§ **Task**:
Reproduce the whole listing, character for character.

§ **Input**:
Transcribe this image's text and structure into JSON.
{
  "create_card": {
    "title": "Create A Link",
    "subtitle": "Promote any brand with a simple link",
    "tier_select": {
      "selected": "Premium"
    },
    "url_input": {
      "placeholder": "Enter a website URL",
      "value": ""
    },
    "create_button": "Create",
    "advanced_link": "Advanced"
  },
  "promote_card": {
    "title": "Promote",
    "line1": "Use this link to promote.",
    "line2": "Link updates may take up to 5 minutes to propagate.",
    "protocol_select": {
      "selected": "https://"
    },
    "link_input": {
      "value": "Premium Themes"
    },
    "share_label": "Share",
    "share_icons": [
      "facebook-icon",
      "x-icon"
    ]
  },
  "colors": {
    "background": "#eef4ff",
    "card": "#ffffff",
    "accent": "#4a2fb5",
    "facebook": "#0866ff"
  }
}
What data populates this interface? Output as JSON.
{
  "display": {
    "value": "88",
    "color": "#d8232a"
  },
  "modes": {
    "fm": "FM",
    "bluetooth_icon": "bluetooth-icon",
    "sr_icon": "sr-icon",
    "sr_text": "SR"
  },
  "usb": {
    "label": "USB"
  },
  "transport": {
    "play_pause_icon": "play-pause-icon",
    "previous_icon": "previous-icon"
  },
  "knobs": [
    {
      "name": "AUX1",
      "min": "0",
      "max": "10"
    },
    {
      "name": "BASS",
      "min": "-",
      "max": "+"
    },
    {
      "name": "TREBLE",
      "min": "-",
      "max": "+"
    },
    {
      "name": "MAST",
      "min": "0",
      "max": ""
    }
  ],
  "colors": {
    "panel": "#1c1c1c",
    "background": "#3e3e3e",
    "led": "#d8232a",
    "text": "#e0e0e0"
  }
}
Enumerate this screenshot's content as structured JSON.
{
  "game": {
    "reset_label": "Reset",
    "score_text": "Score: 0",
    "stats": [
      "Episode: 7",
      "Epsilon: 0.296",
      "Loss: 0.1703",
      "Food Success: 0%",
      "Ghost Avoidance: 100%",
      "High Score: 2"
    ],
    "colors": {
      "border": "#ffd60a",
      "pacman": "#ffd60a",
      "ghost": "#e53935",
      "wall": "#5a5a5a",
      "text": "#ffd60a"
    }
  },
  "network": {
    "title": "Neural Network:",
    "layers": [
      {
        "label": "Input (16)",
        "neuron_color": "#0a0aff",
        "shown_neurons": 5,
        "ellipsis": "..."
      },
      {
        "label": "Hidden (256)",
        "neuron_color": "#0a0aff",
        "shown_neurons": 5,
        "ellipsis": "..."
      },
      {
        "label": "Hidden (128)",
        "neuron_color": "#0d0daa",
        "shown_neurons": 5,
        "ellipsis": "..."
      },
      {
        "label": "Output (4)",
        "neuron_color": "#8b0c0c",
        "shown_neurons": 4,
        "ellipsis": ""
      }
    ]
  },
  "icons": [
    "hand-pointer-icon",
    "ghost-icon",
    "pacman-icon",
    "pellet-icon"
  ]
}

§ **Written answer**:
Transcribe this image's text and structure into JSON.
{
  "create_card": {
    "title": "Create A Link",
    "subtitle": "Promote any brand with a simple link",
    "tier_select": {
      "selected": "Premium"
    },
    "url_input": {
      "placeholder": "Enter a website URL",
      "value": ""
    },
    "create_button": "Create",
    "advanced_link": "Advanced"
  },
  "promote_card": {
    "title": "Promote",
    "line1": "Use this link to promote.",
    "line2": "Link updates may take up to 5 minutes to propagate.",
    "protocol_select": {
      "selected": "https://"
    },
    "link_input": {
      "value": "Premium Themes"
    },
    "share_label": "Share",
    "share_icons": [
      "facebook-icon",
      "x-icon"
    ]
  },
  "colors": {
    "background": "#eef4ff",
    "card": "#ffffff",
    "accent": "#4a2fb5",
    "facebook": "#0866ff"
  }
}
What data populates this interface? Output as JSON.
{
  "display": {
    "value": "88",
    "color": "#d8232a"
  },
  "modes": {
    "fm": "FM",
    "bluetooth_icon": "bluetooth-icon",
    "sr_icon": "sr-icon",
    "sr_text": "SR"
  },
  "usb": {
    "label": "USB"
  },
  "transport": {
    "play_pause_icon": "play-pause-icon",
    "previous_icon": "previous-icon"
  },
  "knobs": [
    {
      "name": "AUX1",
      "min": "0",
      "max": "10"
    },
    {
      "name": "BASS",
      "min": "-",
      "max": "+"
    },
    {
      "name": "TREBLE",
      "min": "-",
      "max": "+"
    },
    {
      "name": "MAST",
      "min": "0",
      "max": ""
    }
  ],
  "colors": {
    "panel": "#1c1c1c",
    "background": "#3e3e3e",
    "led": "#d8232a",
    "text": "#e0e0e0"
  }
}
Enumerate this screenshot's content as structured JSON.
{
  "game": {
    "reset_label": "Reset",
    "score_text": "Score: 0",
    "stats": [
      "Episode: 7",
      "Epsilon: 0.296",
      "Loss: 0.1703",
      "Food Success: 0%",
      "Ghost Avoidance: 100%",
      "High Score: 2"
    ],
    "colors": {
      "border": "#ffd60a",
      "pacman": "#ffd60a",
      "ghost": "#e53935",
      "wall": "#5a5a5a",
      "text": "#ffd60a"
    }
  },
  "network": {
    "title": "Neural Network:",
    "layers": [
      {
        "label": "Input (16)",
        "neuron_color": "#0a0aff",
        "shown_neurons": 5,
        "ellipsis": "..."
      },
      {
        "label": "Hidden (256)",
        "neuron_color": "#0a0aff",
        "shown_neurons": 5,
        "ellipsis": "..."
      },
      {
        "label": "Hidden (128)",
        "neuron_color": "#0d0daa",
        "shown_neurons": 5,
        "ellipsis": "..."
      },
      {
        "label": "Output (4)",
        "neuron_color": "#8b0c0c",
        "shown_neurons": 4,
        "ellipsis": ""
      }
    ]
  },
  "icons": [
    "hand-pointer-icon",
    "ghost-icon",
    "pacman-icon",
    "pellet-icon"
  ]
}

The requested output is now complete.